*TASK PROMPT*: Can you write out the lines from the one with "x-tick-label: 2002-05 bbox=[140, 326, 152, 365]" up to and including the one with "x-tick-label: 2002-12 bbox=[156, 326, 169, 365]", substituting "y-axis-value" for each "y-tick-label" and leaving everything else the same?

══ THE DATA

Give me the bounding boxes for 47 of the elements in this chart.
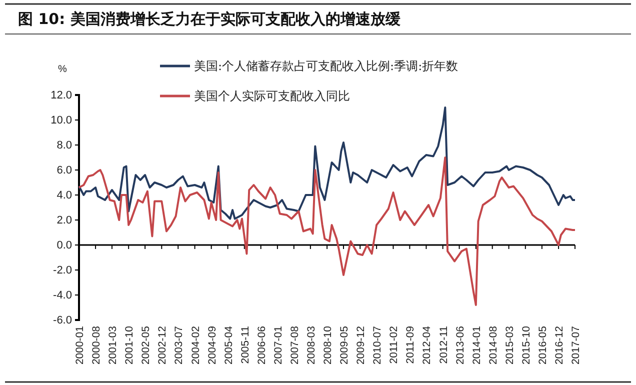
x-tick-label: 2002-05 bbox=[140, 326, 152, 365]
x-tick-label: 2014-01 bbox=[470, 326, 483, 365]
x-tick-label: 2004-09 bbox=[206, 326, 218, 365]
x-tick-label: 2001-03 bbox=[106, 326, 119, 365]
line-series bbox=[78, 106, 576, 220]
x-tick-label: 2011-09 bbox=[404, 326, 417, 364]
x-tick-label: 2010-07 bbox=[372, 326, 384, 365]
y-axis-title: % bbox=[58, 64, 67, 75]
y-tick-label: 10.0 bbox=[50, 114, 72, 127]
y-tick-label: -2.0 bbox=[53, 264, 72, 277]
x-tick-label: 2009-05 bbox=[338, 326, 350, 365]
y-tick-label: -4.0 bbox=[53, 290, 72, 302]
y-tick-label: 0.0 bbox=[56, 240, 72, 252]
y-tick-label: 8.0 bbox=[56, 140, 72, 152]
x-tick-label: 2008-03 bbox=[305, 326, 318, 365]
x-tick-label: 2013-06 bbox=[454, 326, 466, 365]
x-tick-label: 2000-01 bbox=[74, 326, 86, 365]
y-tick-label: 12.0 bbox=[50, 90, 72, 102]
x-tick-label: 2007-08 bbox=[288, 326, 301, 365]
x-tick-label: 2016-05 bbox=[536, 326, 549, 365]
x-tick-label: 2000-08 bbox=[90, 326, 103, 365]
line-series bbox=[78, 156, 576, 306]
x-tick-label: 2001-10 bbox=[124, 326, 136, 365]
x-tick-label: 2016-12 bbox=[554, 326, 566, 365]
y-tick-label: 4.0 bbox=[56, 190, 72, 202]
x-tick-label: 2011-02 bbox=[388, 326, 400, 364]
x-tick-label: 2017-07 bbox=[570, 326, 582, 365]
x-tick-label: 2007-01 bbox=[272, 326, 284, 365]
x-tick-label: 2003-07 bbox=[173, 326, 186, 365]
x-tick-label: 2014-08 bbox=[487, 326, 500, 365]
x-tick-label: 2012-04 bbox=[421, 326, 434, 365]
x-tick-label: 2004-02 bbox=[190, 326, 202, 365]
x-tick-label: 2015-03 bbox=[504, 326, 516, 365]
x-tick-label: 2005-04 bbox=[222, 326, 235, 365]
y-tick-label: 2.0 bbox=[56, 214, 72, 227]
x-tick-label: 2002-12 bbox=[156, 326, 169, 365]
x-tick-label: 2009-12 bbox=[355, 326, 368, 365]
x-tick-label: 2005-11 bbox=[239, 326, 252, 364]
legend-label: 美国个人实际可支配收入同比 bbox=[194, 89, 350, 103]
x-tick-label: 2012-11 bbox=[438, 326, 450, 364]
x-tick-label: 2006-06 bbox=[256, 326, 268, 365]
y-tick-label: -6.0 bbox=[53, 314, 72, 327]
legend-label: 美国:个人储蓄存款占可支配收入比例:季调:折年数 bbox=[194, 59, 458, 73]
chart-title: 图 10: 美国消费增长乏力在于实际可支配收入的增速放缓 bbox=[18, 10, 402, 28]
x-tick-label: 2015-10 bbox=[520, 326, 532, 365]
y-tick-label: 6.0 bbox=[56, 164, 72, 177]
x-tick-label: 2008-10 bbox=[322, 326, 334, 365]
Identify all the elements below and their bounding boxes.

════

*FINAL RESULT*:
x-tick-label: 2002-05 bbox=[140, 326, 152, 365]
x-tick-label: 2014-01 bbox=[470, 326, 483, 365]
x-tick-label: 2004-09 bbox=[206, 326, 218, 365]
x-tick-label: 2001-03 bbox=[106, 326, 119, 365]
line-series bbox=[78, 106, 576, 220]
x-tick-label: 2011-09 bbox=[404, 326, 417, 364]
x-tick-label: 2010-07 bbox=[372, 326, 384, 365]
y-axis-title: % bbox=[58, 64, 67, 75]
y-axis-value: 10.0 bbox=[50, 114, 72, 127]
y-axis-value: -2.0 bbox=[53, 264, 72, 277]
x-tick-label: 2009-05 bbox=[338, 326, 350, 365]
y-axis-value: -4.0 bbox=[53, 290, 72, 302]
y-axis-value: 0.0 bbox=[56, 240, 72, 252]
y-axis-value: 8.0 bbox=[56, 140, 72, 152]
x-tick-label: 2008-03 bbox=[305, 326, 318, 365]
x-tick-label: 2013-06 bbox=[454, 326, 466, 365]
x-tick-label: 2000-01 bbox=[74, 326, 86, 365]
y-axis-value: 12.0 bbox=[50, 90, 72, 102]
x-tick-label: 2007-08 bbox=[288, 326, 301, 365]
x-tick-label: 2016-05 bbox=[536, 326, 549, 365]
x-tick-label: 2000-08 bbox=[90, 326, 103, 365]
line-series bbox=[78, 156, 576, 306]
x-tick-label: 2001-10 bbox=[124, 326, 136, 365]
x-tick-label: 2016-12 bbox=[554, 326, 566, 365]
y-axis-value: 4.0 bbox=[56, 190, 72, 202]
x-tick-label: 2011-02 bbox=[388, 326, 400, 364]
x-tick-label: 2017-07 bbox=[570, 326, 582, 365]
x-tick-label: 2007-01 bbox=[272, 326, 284, 365]
x-tick-label: 2003-07 bbox=[173, 326, 186, 365]
x-tick-label: 2014-08 bbox=[487, 326, 500, 365]
x-tick-label: 2012-04 bbox=[421, 326, 434, 365]
x-tick-label: 2004-02 bbox=[190, 326, 202, 365]
x-tick-label: 2015-03 bbox=[504, 326, 516, 365]
x-tick-label: 2005-04 bbox=[222, 326, 235, 365]
y-axis-value: 2.0 bbox=[56, 214, 72, 227]
x-tick-label: 2002-12 bbox=[156, 326, 169, 365]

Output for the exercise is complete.